Supplied material:
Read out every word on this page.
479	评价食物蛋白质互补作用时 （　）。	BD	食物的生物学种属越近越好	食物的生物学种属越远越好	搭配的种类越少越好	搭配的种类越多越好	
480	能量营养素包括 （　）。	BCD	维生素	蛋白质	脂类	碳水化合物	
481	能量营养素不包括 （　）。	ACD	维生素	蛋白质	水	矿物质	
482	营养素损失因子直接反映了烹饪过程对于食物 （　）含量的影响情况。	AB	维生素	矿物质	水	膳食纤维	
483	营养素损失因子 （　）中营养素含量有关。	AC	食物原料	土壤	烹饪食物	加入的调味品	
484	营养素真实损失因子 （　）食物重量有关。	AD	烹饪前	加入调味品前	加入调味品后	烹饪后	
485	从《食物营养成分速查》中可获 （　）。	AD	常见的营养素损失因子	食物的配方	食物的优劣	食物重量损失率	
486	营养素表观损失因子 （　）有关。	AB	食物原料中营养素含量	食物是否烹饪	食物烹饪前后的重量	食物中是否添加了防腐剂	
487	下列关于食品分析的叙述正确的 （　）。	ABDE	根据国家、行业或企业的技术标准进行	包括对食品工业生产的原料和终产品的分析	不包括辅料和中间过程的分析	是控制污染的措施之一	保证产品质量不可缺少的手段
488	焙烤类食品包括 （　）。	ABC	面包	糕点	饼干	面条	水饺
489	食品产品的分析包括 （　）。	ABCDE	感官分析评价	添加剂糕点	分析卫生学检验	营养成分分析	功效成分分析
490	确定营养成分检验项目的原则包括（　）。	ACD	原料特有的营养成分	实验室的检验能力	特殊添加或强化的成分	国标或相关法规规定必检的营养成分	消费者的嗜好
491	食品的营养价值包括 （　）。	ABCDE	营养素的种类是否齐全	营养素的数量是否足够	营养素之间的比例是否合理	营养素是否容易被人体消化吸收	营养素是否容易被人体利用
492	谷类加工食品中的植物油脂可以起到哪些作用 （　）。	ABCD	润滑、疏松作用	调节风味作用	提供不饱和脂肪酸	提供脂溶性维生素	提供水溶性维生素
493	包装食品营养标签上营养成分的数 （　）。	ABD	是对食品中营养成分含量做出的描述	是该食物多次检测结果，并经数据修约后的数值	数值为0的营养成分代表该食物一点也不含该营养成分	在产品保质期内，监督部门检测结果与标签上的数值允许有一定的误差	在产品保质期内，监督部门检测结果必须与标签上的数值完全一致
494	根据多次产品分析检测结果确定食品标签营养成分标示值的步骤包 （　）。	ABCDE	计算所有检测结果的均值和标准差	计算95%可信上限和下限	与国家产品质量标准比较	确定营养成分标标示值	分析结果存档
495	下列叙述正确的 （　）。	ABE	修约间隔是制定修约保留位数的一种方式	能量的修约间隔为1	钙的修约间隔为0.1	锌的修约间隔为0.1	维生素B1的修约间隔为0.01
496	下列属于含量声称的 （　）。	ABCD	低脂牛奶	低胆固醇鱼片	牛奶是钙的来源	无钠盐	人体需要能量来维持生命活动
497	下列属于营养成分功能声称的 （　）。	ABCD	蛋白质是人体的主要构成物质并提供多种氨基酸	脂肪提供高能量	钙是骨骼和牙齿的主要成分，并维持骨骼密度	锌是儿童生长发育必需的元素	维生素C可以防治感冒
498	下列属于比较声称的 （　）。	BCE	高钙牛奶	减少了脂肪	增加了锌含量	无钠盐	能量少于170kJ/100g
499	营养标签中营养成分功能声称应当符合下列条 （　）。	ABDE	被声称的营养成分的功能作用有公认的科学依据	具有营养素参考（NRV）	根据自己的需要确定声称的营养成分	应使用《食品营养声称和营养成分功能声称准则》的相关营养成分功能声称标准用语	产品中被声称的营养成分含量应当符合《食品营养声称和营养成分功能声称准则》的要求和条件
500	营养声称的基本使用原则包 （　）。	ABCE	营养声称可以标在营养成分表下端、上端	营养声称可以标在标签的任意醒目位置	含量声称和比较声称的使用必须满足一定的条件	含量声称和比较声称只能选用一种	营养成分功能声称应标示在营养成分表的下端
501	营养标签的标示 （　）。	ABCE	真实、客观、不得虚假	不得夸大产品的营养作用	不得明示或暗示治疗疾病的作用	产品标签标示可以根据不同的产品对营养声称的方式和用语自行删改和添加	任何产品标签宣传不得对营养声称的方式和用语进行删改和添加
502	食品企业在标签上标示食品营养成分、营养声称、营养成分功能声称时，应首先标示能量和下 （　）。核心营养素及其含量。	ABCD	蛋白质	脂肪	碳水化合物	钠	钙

Work to be completed:
Without changing a word, restate the whole listing.

Task output:
Read out every word on this page.
479	评价食物蛋白质互补作用时 （　）。	BD	食物的生物学种属越近越好	食物的生物学种属越远越好	搭配的种类越少越好	搭配的种类越多越好	
480	能量营养素包括 （　）。	BCD	维生素	蛋白质	脂类	碳水化合物	
481	能量营养素不包括 （　）。	ACD	维生素	蛋白质	水	矿物质	
482	营养素损失因子直接反映了烹饪过程对于食物 （　）含量的影响情况。	AB	维生素	矿物质	水	膳食纤维	
483	营养素损失因子 （　）中营养素含量有关。	AC	食物原料	土壤	烹饪食物	加入的调味品	
484	营养素真实损失因子 （　）食物重量有关。	AD	烹饪前	加入调味品前	加入调味品后	烹饪后	
485	从《食物营养成分速查》中可获 （　）。	AD	常见的营养素损失因子	食物的配方	食物的优劣	食物重量损失率	
486	营养素表观损失因子 （　）有关。	AB	食物原料中营养素含量	食物是否烹饪	食物烹饪前后的重量	食物中是否添加了防腐剂	
487	下列关于食品分析的叙述正确的 （　）。	ABDE	根据国家、行业或企业的技术标准进行	包括对食品工业生产的原料和终产品的分析	不包括辅料和中间过程的分析	是控制污染的措施之一	保证产品质量不可缺少的手段
488	焙烤类食品包括 （　）。	ABC	面包	糕点	饼干	面条	水饺
489	食品产品的分析包括 （　）。	ABCDE	感官分析评价	添加剂糕点	分析卫生学检验	营养成分分析	功效成分分析
490	确定营养成分检验项目的原则包括（　）。	ACD	原料特有的营养成分	实验室的检验能力	特殊添加或强化的成分	国标或相关法规规定必检的营养成分	消费者的嗜好
491	食品的营养价值包括 （　）。	ABCDE	营养素的种类是否齐全	营养素的数量是否足够	营养素之间的比例是否合理	营养素是否容易被人体消化吸收	营养素是否容易被人体利用
492	谷类加工食品中的植物油脂可以起到哪些作用 （　）。	ABCD	润滑、疏松作用	调节风味作用	提供不饱和脂肪酸	提供脂溶性维生素	提供水溶性维生素
493	包装食品营养标签上营养成分的数 （　）。	ABD	是对食品中营养成分含量做出的描述	是该食物多次检测结果，并经数据修约后的数值	数值为0的营养成分代表该食物一点也不含该营养成分	在产品保质期内，监督部门检测结果与标签上的数值允许有一定的误差	在产品保质期内，监督部门检测结果必须与标签上的数值完全一致
494	根据多次产品分析检测结果确定食品标签营养成分标示值的步骤包 （　）。	ABCDE	计算所有检测结果的均值和标准差	计算95%可信上限和下限	与国家产品质量标准比较	确定营养成分标标示值	分析结果存档
495	下列叙述正确的 （　）。	ABE	修约间隔是制定修约保留位数的一种方式	能量的修约间隔为1	钙的修约间隔为0.1	锌的修约间隔为0.1	维生素B1的修约间隔为0.01
496	下列属于含量声称的 （　）。	ABCD	低脂牛奶	低胆固醇鱼片	牛奶是钙的来源	无钠盐	人体需要能量来维持生命活动
497	下列属于营养成分功能声称的 （　）。	ABCD	蛋白质是人体的主要构成物质并提供多种氨基酸	脂肪提供高能量	钙是骨骼和牙齿的主要成分，并维持骨骼密度	锌是儿童生长发育必需的元素	维生素C可以防治感冒
498	下列属于比较声称的 （　）。	BCE	高钙牛奶	减少了脂肪	增加了锌含量	无钠盐	能量少于170kJ/100g
499	营养标签中营养成分功能声称应当符合下列条 （　）。	ABDE	被声称的营养成分的功能作用有公认的科学依据	具有营养素参考（NRV）	根据自己的需要确定声称的营养成分	应使用《食品营养声称和营养成分功能声称准则》的相关营养成分功能声称标准用语	产品中被声称的营养成分含量应当符合《食品营养声称和营养成分功能声称准则》的要求和条件
500	营养声称的基本使用原则包 （　）。	ABCE	营养声称可以标在营养成分表下端、上端	营养声称可以标在标签的任意醒目位置	含量声称和比较声称的使用必须满足一定的条件	含量声称和比较声称只能选用一种	营养成分功能声称应标示在营养成分表的下端
501	营养标签的标示 （　）。	ABCE	真实、客观、不得虚假	不得夸大产品的营养作用	不得明示或暗示治疗疾病的作用	产品标签标示可以根据不同的产品对营养声称的方式和用语自行删改和添加	任何产品标签宣传不得对营养声称的方式和用语进行删改和添加
502	食品企业在标签上标示食品营养成分、营养声称、营养成分功能声称时，应首先标示能量和下 （　）。核心营养素及其含量。	ABCD	蛋白质	脂肪	碳水化合物	钠	钙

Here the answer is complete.